EXCERTO FORNECIDO:

Posto isto e atendendo à dificuldade e à necessidade em fazer um diagnóstico precoce, a questão que se coloca é: como podemos identificar precocemente uma criança com OMS?

O primeiro aspecto que importa referir é o de que uma criança com OMS (sem outro tipo de patologias associadas) é igual às outras, tende a comportar-se da mesma forma que as outras crianças: curiosas, brincalhonas, inteligentes, activas e perspicazes. São, contudo, encaradas como crianças que estão frequentemente “no mundo da lua”, desatentas e com dificuldades de concentração. Ainda que sem consciência de que não ouve bem, a criança com OMS tende a recorrer a uma série de estratégias que lhe permitem conviver com a presença do défice auditivo da melhor forma, o que também é um factor que, muitas vezes, dificulta a identificação atempada.

Contudo, existem alguns comportamentos que podemos observar nestas crianças que nos devem alertar, tais como:

Em crianças com menos de 3 anos:

  • Não reagir a estímulos sonoros repentinos e fortes;
  • Não virar a cabeça em direcção ao estímulo sonoro;
  • Focar-se demasiado na face do interlocutor;
  • Falar mais baixo, com a mão na boca quando solicitado, ou extremamente alto em situações espontâneas;
  • Dificuldades expressivas – discurso pouco perceptível (para a idade);
  • Frequentemente com olheiras, boca entreaberta, respiração pela boca;
  • Ressonar e babar na almofada.

MATERIAL FORNECIDO:
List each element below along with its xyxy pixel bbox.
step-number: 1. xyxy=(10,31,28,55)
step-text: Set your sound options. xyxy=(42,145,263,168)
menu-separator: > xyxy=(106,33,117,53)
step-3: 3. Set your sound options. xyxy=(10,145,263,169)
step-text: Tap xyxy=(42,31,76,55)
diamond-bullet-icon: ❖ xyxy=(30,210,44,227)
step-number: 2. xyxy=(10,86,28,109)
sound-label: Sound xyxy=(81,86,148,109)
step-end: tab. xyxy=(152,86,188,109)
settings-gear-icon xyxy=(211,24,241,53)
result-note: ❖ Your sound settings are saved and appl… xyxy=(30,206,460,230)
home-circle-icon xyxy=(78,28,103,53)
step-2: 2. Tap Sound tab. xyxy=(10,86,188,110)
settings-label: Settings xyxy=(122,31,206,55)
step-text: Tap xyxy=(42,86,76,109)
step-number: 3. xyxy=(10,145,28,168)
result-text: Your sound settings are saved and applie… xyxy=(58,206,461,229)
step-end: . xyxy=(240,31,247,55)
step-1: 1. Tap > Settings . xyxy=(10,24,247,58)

TAREFA: Segundo o excerto sobre a identificação precoce de crianças com OMS, de que forma o comportamento da própria criança contribui para que a identificação atempada seja muitas vezes difícil? Responda em uma a três frases. O material não tem qualquer papel aqui.

RESPOSTA: Mesmo sem ter consciência de que não ouve bem, a criança com OMS tende a recorrer a uma série de estratégias que lhe permitem conviver com o défice auditivo da melhor forma. Segundo o texto, esse é um fator que muitas vezes dificulta a identificação atempada.